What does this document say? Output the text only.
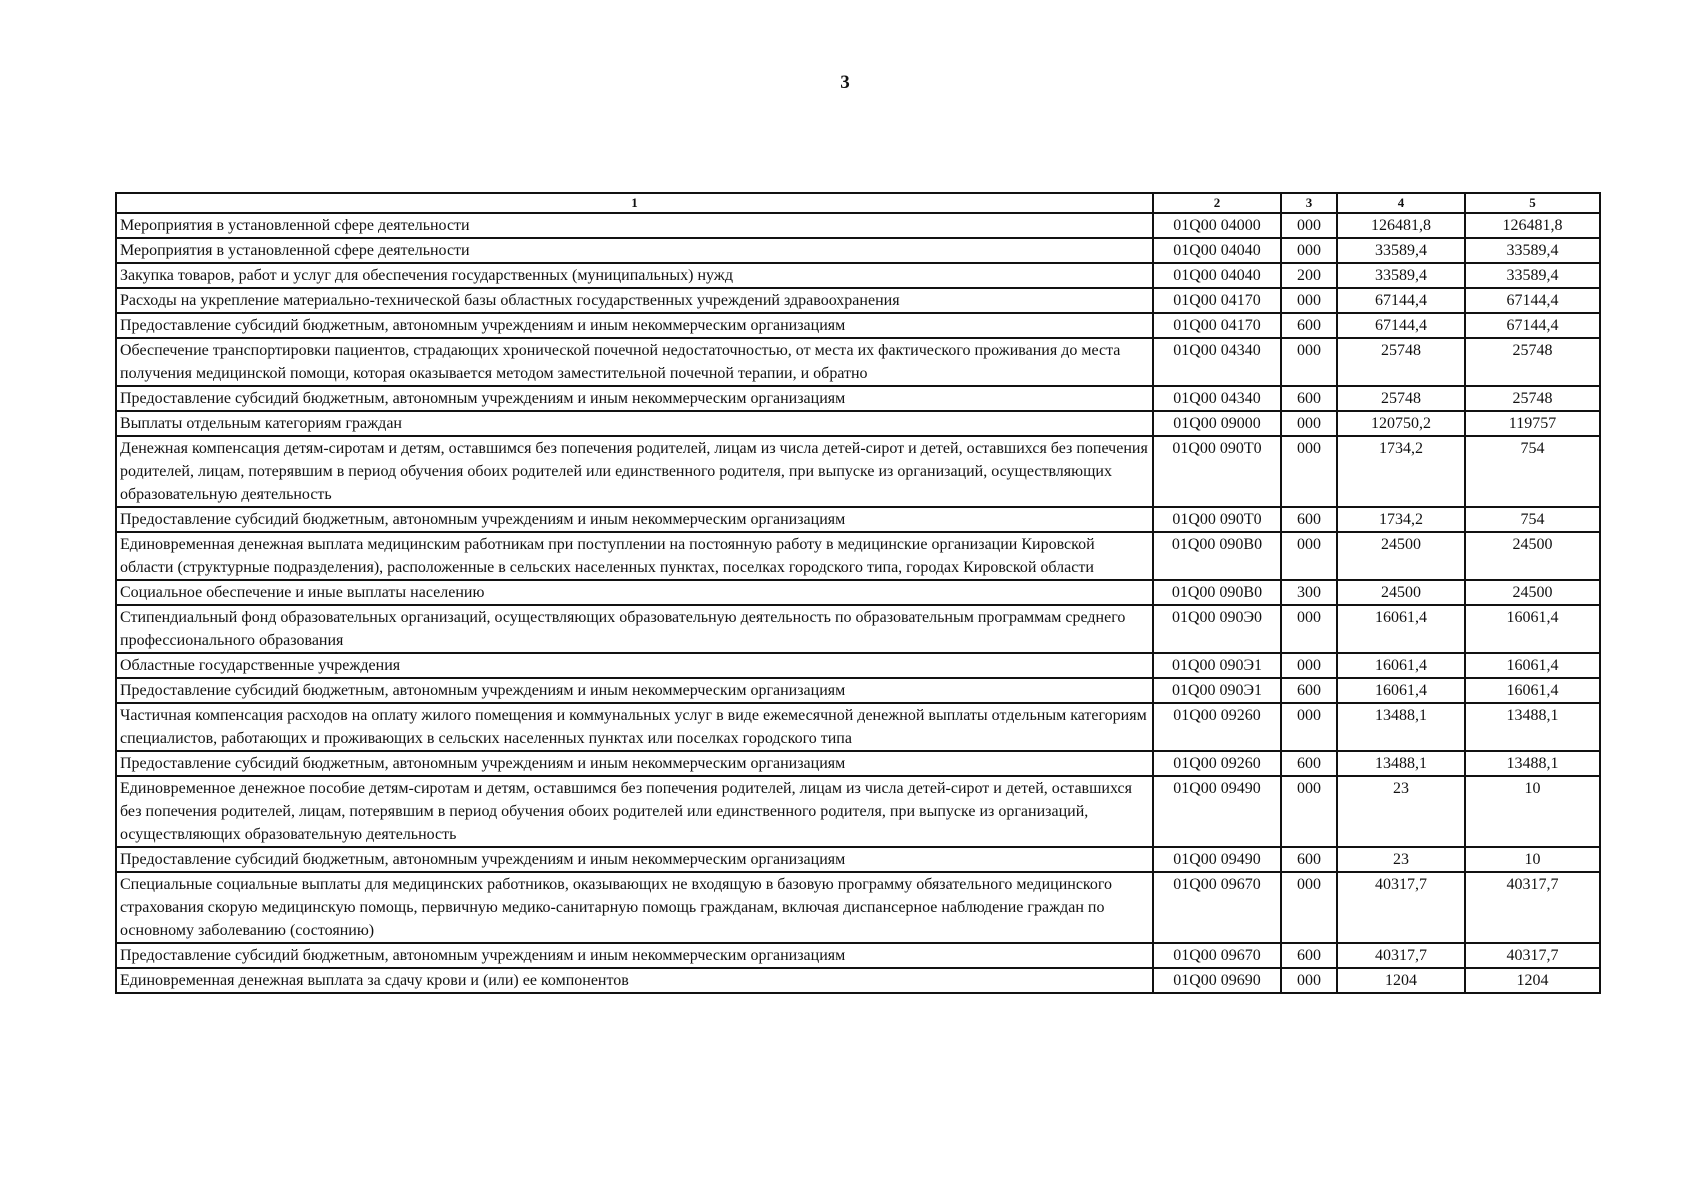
3
1	2	3	4	5
Мероприятия в установленной сфере деятельности	01Q00 04000	000	126481,8	126481,8
Мероприятия в установленной сфере деятельности	01Q00 04040	000	33589,4	33589,4
Закупка товаров, работ и услуг для обеспечения государственных (муниципальных) нужд	01Q00 04040	200	33589,4	33589,4
Расходы на укрепление материально-технической базы областных государственных учреждений здравоохранения	01Q00 04170	000	67144,4	67144,4
Предоставление субсидий бюджетным, автономным учреждениям и иным некоммерческим организациям	01Q00 04170	600	67144,4	67144,4
Обеспечение транспортировки пациентов, страдающих хронической почечной недостаточностью, от места их фактического проживания до места получения медицинской помощи, которая оказывается методом заместительной почечной терапии, и обратно	01Q00 04340	000	25748	25748
Предоставление субсидий бюджетным, автономным учреждениям и иным некоммерческим организациям	01Q00 04340	600	25748	25748
Выплаты отдельным категориям граждан	01Q00 09000	000	120750,2	119757
Денежная компенсация детям-сиротам и детям, оставшимся без попечения родителей, лицам из числа детей-сирот и детей, оставшихся без попечения родителей, лицам, потерявшим в период обучения обоих родителей или единственного родителя, при выпуске из организаций, осуществляющих образовательную деятельность	01Q00 090Т0	000	1734,2	754
Предоставление субсидий бюджетным, автономным учреждениям и иным некоммерческим организациям	01Q00 090Т0	600	1734,2	754
Единовременная денежная выплата медицинским работникам при поступлении на постоянную работу в медицинские организации Кировской области (структурные подразделения), расположенные в сельских населенных пунктах, поселках городского типа, городах Кировской области	01Q00 090В0	000	24500	24500
Социальное обеспечение и иные выплаты населению	01Q00 090В0	300	24500	24500
Стипендиальный фонд образовательных организаций, осуществляющих образовательную деятельность по образовательным программам среднего профессионального образования	01Q00 090Э0	000	16061,4	16061,4
Областные государственные учреждения	01Q00 090Э1	000	16061,4	16061,4
Предоставление субсидий бюджетным, автономным учреждениям и иным некоммерческим организациям	01Q00 090Э1	600	16061,4	16061,4
Частичная компенсация расходов на оплату жилого помещения и коммунальных услуг в виде ежемесячной денежной выплаты отдельным категориям специалистов, работающих и проживающих в сельских населенных пунктах или поселках городского типа	01Q00 09260	000	13488,1	13488,1
Предоставление субсидий бюджетным, автономным учреждениям и иным некоммерческим организациям	01Q00 09260	600	13488,1	13488,1
Единовременное денежное пособие детям-сиротам и детям, оставшимся без попечения родителей, лицам из числа детей-сирот и детей, оставшихся без попечения родителей, лицам, потерявшим в период обучения обоих родителей или единственного родителя, при выпуске из организаций, осуществляющих образовательную деятельность	01Q00 09490	000	23	10
Предоставление субсидий бюджетным, автономным учреждениям и иным некоммерческим организациям	01Q00 09490	600	23	10
Специальные социальные выплаты для медицинских работников, оказывающих не входящую в базовую программу обязательного медицинского страхования скорую медицинскую помощь, первичную медико-санитарную помощь гражданам, включая диспансерное наблюдение граждан по основному заболеванию (состоянию)	01Q00 09670	000	40317,7	40317,7
Предоставление субсидий бюджетным, автономным учреждениям и иным некоммерческим организациям	01Q00 09670	600	40317,7	40317,7
Единовременная денежная выплата за сдачу крови и (или) ее компонентов	01Q00 09690	000	1204	1204
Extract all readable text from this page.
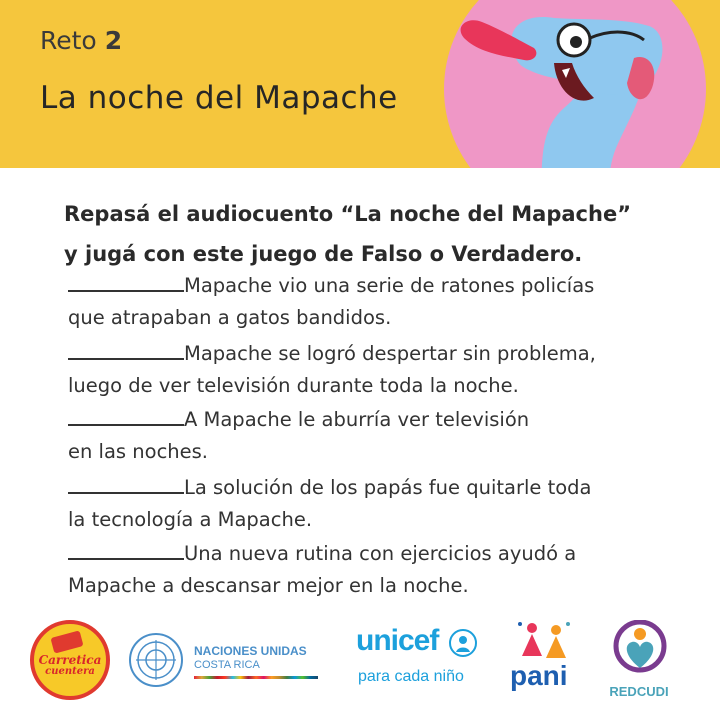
Reto 2
La noche del Mapache
Repasá el audiocuento “La noche del Mapache”
y jugá con este juego de Falso o Verdadero.
Mapache vio una serie de ratones policías
que atrapaban a gatos bandidos.
Mapache se logró despertar sin problema,
luego de ver televisión durante toda la noche.
A Mapache le aburría ver televisión
en las noches.
La solución de los papás fue quitarle toda
la tecnología a Mapache.
Una nueva rutina con ejercicios ayudó a
Mapache a descansar mejor en la noche.
Carretica
cuentera
NACIONES UNIDAS
COSTA RICA
unicef
para cada niño pani
REDCUDI
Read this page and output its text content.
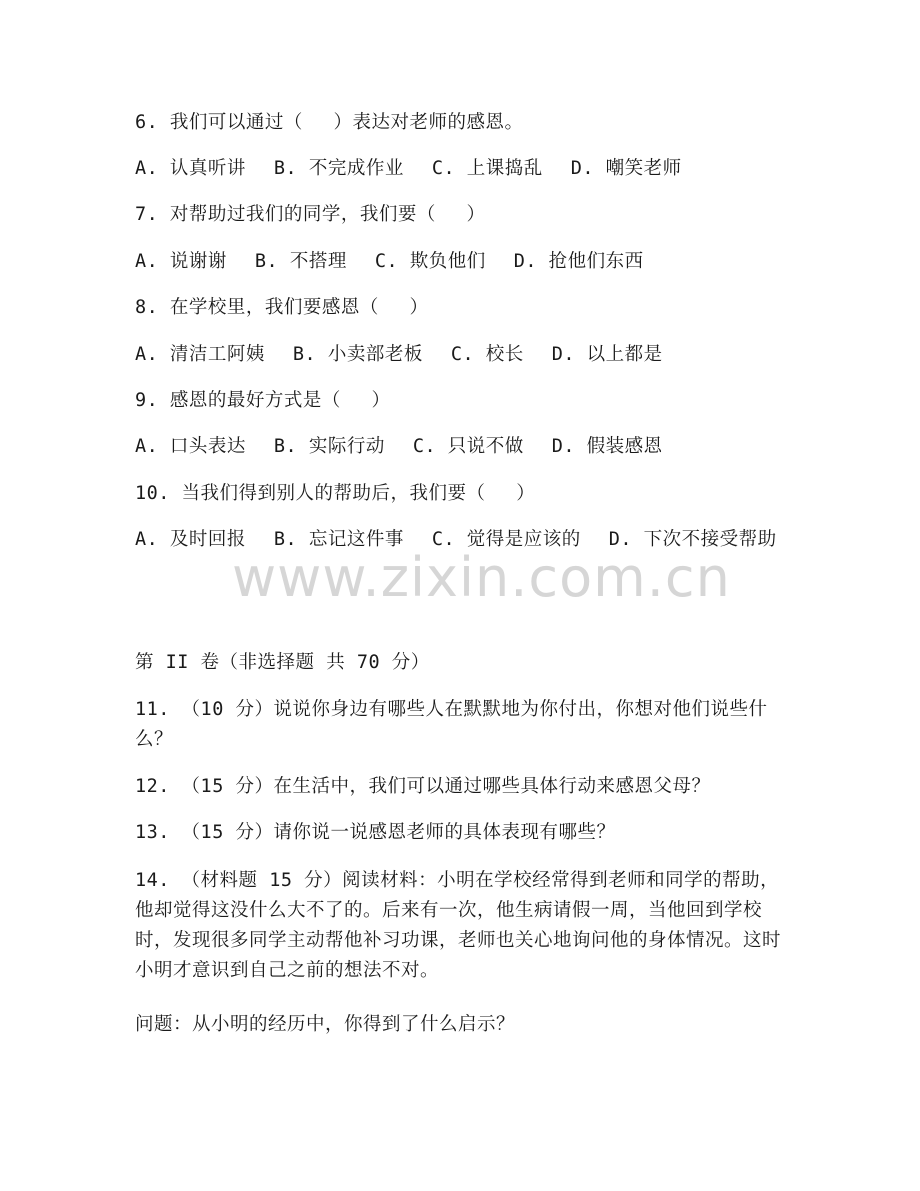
6. 我们可以通过（　 ）表达对老师的感恩。
A. 认真听讲 B. 不完成作业 C. 上课捣乱 D. 嘲笑老师
7. 对帮助过我们的同学，我们要（　 ）
A. 说谢谢 B. 不搭理 C. 欺负他们 D. 抢他们东西
8. 在学校里，我们要感恩（　 ）
A. 清洁工阿姨 B. 小卖部老板 C. 校长 D. 以上都是
9. 感恩的最好方式是（　 ）
A. 口头表达 B. 实际行动 C. 只说不做 D. 假装感恩
10. 当我们得到别人的帮助后，我们要（　 ）
A. 及时回报 B. 忘记这件事 C. 觉得是应该的 D. 下次不接受帮助
www.zixin.com.cn
第 II 卷（非选择题 共 70 分）
11. （10 分）说说你身边有哪些人在默默地为你付出，你想对他们说些什么？
12. （15 分）在生活中，我们可以通过哪些具体行动来感恩父母？
13. （15 分）请你说一说感恩老师的具体表现有哪些？
14. （材料题 15 分）阅读材料：小明在学校经常得到老师和同学的帮助，他却觉得这没什么大不了的。后来有一次，他生病请假一周，当他回到学校时，发现很多同学主动帮他补习功课，老师也关心地询问他的身体情况。这时小明才意识到自己之前的想法不对。
问题：从小明的经历中，你得到了什么启示？
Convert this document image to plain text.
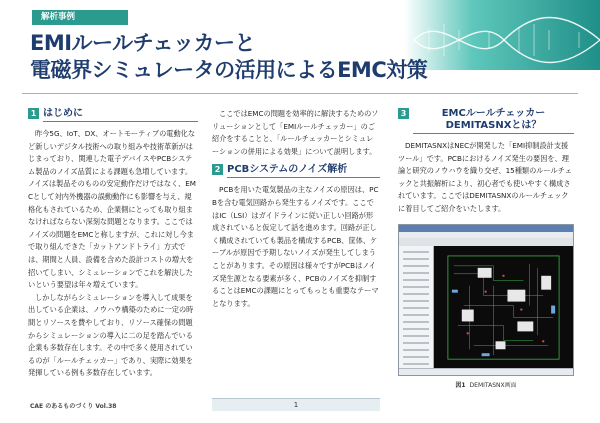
解析事例
EMIルールチェッカーと
電磁界シミュレータの活用によるEMC対策
1 はじめに

昨今5G、IoT、DX、オートモーティブの電動化など新しいデジタル技術への取り組みや技術革新がはじまっており、関連した電子デバイスやPCBシステム製品のノイズ品質による課題も急増しています。ノイズは製品そのものの安定動作だけではなく、EMCとして対内外機器の誤動動作にも影響を与え、規格化もされているため、企業側にとっても取り組まなければならない深刻な問題となります。ここではノイズの問題をEMCと称しますが、これに対し今まで取り組んできた「カットアンドトライ」方式では、期間と人員、設備を含めた設計コストの増大を招いてしまい、シミュレーションでこれを解決したいという要望は年々増えています。

しかしながらシミュレーションを導入して成果を出している企業は、ノウハウ構築のために一定の時間とリソースを費やしており、リソース確保の問題からシミュレーションの導入に二の足を踏んでいる企業も多数存在します。その中で多く使用されているのが「ルールチェッカー」であり、実際に効果を発揮している例も多数存在しています。

ここではEMCの問題を効率的に解決するためのソリューションとして「EMIルールチェッカー」のご紹介をすることと、「ルールチェッカーとシミュレーションの併用による効果」について説明します。

2 PCBシステムのノイズ解析

PCBを用いた電気製品の主なノイズの原因は、PCBを含む電気回路から発生するノイズです。ここではIC（LSI）はガイドラインに従い正しい回路が形成されていると仮定して話を進めます。回路が正しく構成されていても製品を構成するPCB、筐体、ケーブルが原因で予期しないノイズが発生してしまうことがあります。その原因は様々ですがPCBはノイズ発生源となる要素が多く、PCBのノイズを抑制することはEMCの課題にとってもっとも重要なテーマとなります。

3	EMCルールチェッカー
DEMITASNXとは？

DEMITASNXはNECが開発した「EMI抑制設計支援ツール」です。PCBにおけるノイズ発生の要因を、理論と研究のノウハウを織り交ぜ、15種類のルールチェックと共振解析により、初心者でも使いやすく構成されています。ここではDEMITASNXのルールチェックに着目してご紹介をいたします。

図1 DEMITASNX画面
CAE のあるものづくり Vol.38	1
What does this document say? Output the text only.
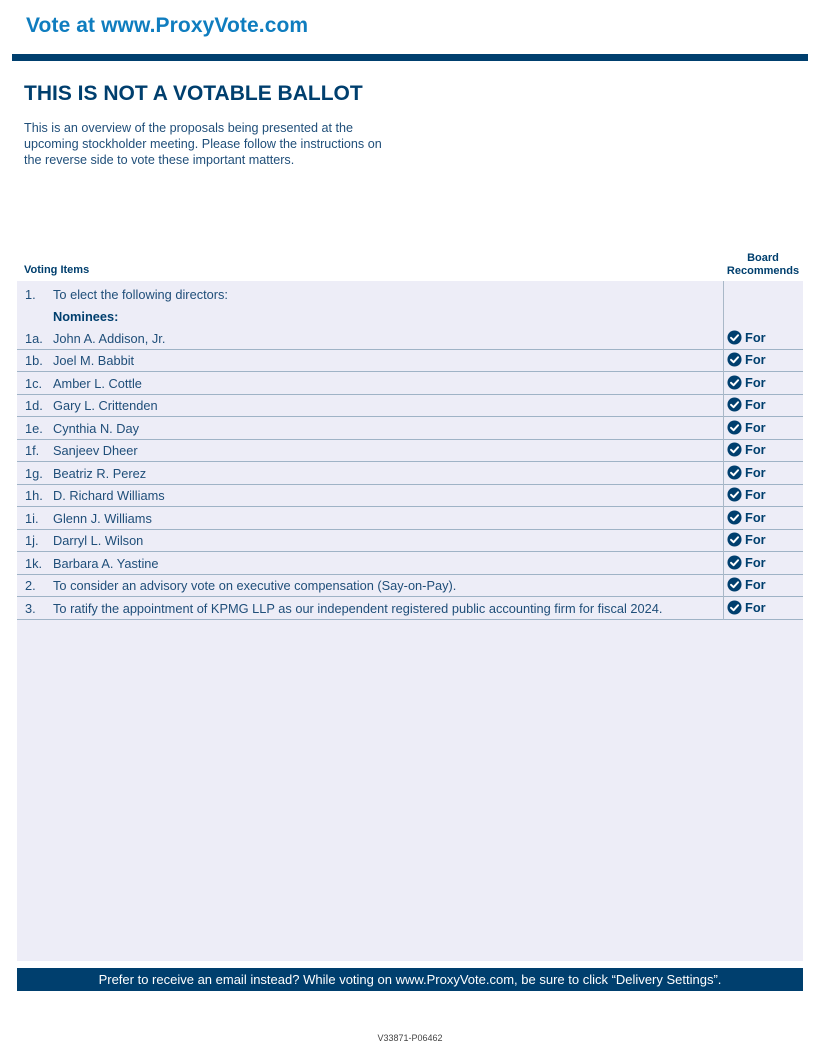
Vote at www.ProxyVote.com
THIS IS NOT A VOTABLE BALLOT
This is an overview of the proposals being presented at the
upcoming stockholder meeting. Please follow the instructions on
the reverse side to vote these important matters.
Voting Items
Board
Recommends
1. To elect the following directors:
Nominees:
1a. John A. Addison, Jr.	For
1b. Joel M. Babbit	For
1c. Amber L. Cottle	For
1d. Gary L. Crittenden	For
1e. Cynthia N. Day	For
1f. Sanjeev Dheer	For
1g. Beatriz R. Perez	For
1h. D. Richard Williams	For
1i. Glenn J. Williams	For
1j. Darryl L. Wilson	For
1k. Barbara A. Yastine	For
2. To consider an advisory vote on executive compensation (Say-on-Pay).	For
3. To ratify the appointment of KPMG LLP as our independent registered public accounting firm for fiscal 2024.	For
Prefer to receive an email instead? While voting on www.ProxyVote.com, be sure to click “Delivery Settings”.
V33871-P06462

> [DIRECTIVE]
In the listing above, how many lines include the word "выплата"? Answer with the number and nothing more.

> [PROBLEM SOLUTION]
2